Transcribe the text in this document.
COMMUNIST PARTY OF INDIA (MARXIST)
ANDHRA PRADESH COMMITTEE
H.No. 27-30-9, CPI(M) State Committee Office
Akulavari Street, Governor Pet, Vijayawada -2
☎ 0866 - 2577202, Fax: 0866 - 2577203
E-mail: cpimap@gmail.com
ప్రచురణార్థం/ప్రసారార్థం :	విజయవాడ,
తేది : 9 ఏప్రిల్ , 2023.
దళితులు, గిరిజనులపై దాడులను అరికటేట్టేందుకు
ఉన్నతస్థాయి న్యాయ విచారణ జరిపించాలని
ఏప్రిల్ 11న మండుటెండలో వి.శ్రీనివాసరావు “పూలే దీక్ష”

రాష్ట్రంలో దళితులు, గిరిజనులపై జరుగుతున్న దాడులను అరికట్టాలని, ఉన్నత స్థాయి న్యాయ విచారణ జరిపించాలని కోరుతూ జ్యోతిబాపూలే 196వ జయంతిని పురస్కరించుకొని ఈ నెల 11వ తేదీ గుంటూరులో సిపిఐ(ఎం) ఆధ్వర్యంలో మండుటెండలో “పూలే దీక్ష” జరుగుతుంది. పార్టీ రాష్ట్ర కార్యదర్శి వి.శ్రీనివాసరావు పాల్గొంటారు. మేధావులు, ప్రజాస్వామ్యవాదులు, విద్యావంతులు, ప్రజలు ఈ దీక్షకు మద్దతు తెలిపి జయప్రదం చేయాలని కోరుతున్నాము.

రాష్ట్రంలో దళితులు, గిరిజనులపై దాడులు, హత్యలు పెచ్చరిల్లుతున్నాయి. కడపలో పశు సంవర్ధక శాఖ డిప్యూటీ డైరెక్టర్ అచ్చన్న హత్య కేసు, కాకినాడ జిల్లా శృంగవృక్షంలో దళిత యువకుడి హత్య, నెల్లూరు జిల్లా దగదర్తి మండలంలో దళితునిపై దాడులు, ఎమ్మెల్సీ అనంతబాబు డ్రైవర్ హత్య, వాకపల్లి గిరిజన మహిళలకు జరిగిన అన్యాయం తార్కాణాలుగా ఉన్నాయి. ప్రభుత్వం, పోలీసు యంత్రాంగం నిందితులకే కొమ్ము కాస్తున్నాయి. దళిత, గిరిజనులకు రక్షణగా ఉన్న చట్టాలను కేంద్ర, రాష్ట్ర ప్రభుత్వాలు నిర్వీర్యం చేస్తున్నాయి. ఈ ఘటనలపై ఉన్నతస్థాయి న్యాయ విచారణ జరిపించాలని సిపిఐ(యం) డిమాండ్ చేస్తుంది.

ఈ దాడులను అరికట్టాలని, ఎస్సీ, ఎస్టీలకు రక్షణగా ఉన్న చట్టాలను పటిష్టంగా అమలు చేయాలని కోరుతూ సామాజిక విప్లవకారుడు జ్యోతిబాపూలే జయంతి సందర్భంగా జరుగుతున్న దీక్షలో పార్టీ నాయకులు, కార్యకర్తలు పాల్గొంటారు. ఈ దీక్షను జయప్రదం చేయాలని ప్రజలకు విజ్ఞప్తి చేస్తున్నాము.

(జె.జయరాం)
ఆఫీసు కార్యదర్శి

* _Task goal_: Copy out all of the records above with nothing altered.

* _Task answer_:
Transcribe the text in this document.
COMMUNIST PARTY OF INDIA (MARXIST)
ANDHRA PRADESH COMMITTEE
H.No. 27-30-9, CPI(M) State Committee Office
Akulavari Street, Governor Pet, Vijayawada -2
☎ 0866 - 2577202, Fax: 0866 - 2577203
E-mail: cpimap@gmail.com
ప్రచురణార్థం/ప్రసారార్థం :	విజయవాడ,
తేది : 9 ఏప్రిల్ , 2023.
దళితులు, గిరిజనులపై దాడులను అరికటేట్టేందుకు
ఉన్నతస్థాయి న్యాయ విచారణ జరిపించాలని
ఏప్రిల్ 11న మండుటెండలో వి.శ్రీనివాసరావు “పూలే దీక్ష”

రాష్ట్రంలో దళితులు, గిరిజనులపై జరుగుతున్న దాడులను అరికట్టాలని, ఉన్నత స్థాయి న్యాయ విచారణ జరిపించాలని కోరుతూ జ్యోతిబాపూలే 196వ జయంతిని పురస్కరించుకొని ఈ నెల 11వ తేదీ గుంటూరులో సిపిఐ(ఎం) ఆధ్వర్యంలో మండుటెండలో “పూలే దీక్ష” జరుగుతుంది. పార్టీ రాష్ట్ర కార్యదర్శి వి.శ్రీనివాసరావు పాల్గొంటారు. మేధావులు, ప్రజాస్వామ్యవాదులు, విద్యావంతులు, ప్రజలు ఈ దీక్షకు మద్దతు తెలిపి జయప్రదం చేయాలని కోరుతున్నాము.

రాష్ట్రంలో దళితులు, గిరిజనులపై దాడులు, హత్యలు పెచ్చరిల్లుతున్నాయి. కడపలో పశు సంవర్ధక శాఖ డిప్యూటీ డైరెక్టర్ అచ్చన్న హత్య కేసు, కాకినాడ జిల్లా శృంగవృక్షంలో దళిత యువకుడి హత్య, నెల్లూరు జిల్లా దగదర్తి మండలంలో దళితునిపై దాడులు, ఎమ్మెల్సీ అనంతబాబు డ్రైవర్ హత్య, వాకపల్లి గిరిజన మహిళలకు జరిగిన అన్యాయం తార్కాణాలుగా ఉన్నాయి. ప్రభుత్వం, పోలీసు యంత్రాంగం నిందితులకే కొమ్ము కాస్తున్నాయి. దళిత, గిరిజనులకు రక్షణగా ఉన్న చట్టాలను కేంద్ర, రాష్ట్ర ప్రభుత్వాలు నిర్వీర్యం చేస్తున్నాయి. ఈ ఘటనలపై ఉన్నతస్థాయి న్యాయ విచారణ జరిపించాలని సిపిఐ(యం) డిమాండ్ చేస్తుంది.

ఈ దాడులను అరికట్టాలని, ఎస్సీ, ఎస్టీలకు రక్షణగా ఉన్న చట్టాలను పటిష్టంగా అమలు చేయాలని కోరుతూ సామాజిక విప్లవకారుడు జ్యోతిబాపూలే జయంతి సందర్భంగా జరుగుతున్న దీక్షలో పార్టీ నాయకులు, కార్యకర్తలు పాల్గొంటారు. ఈ దీక్షను జయప్రదం చేయాలని ప్రజలకు విజ్ఞప్తి చేస్తున్నాము.

(జె.జయరాం)
ఆఫీసు కార్యదర్శి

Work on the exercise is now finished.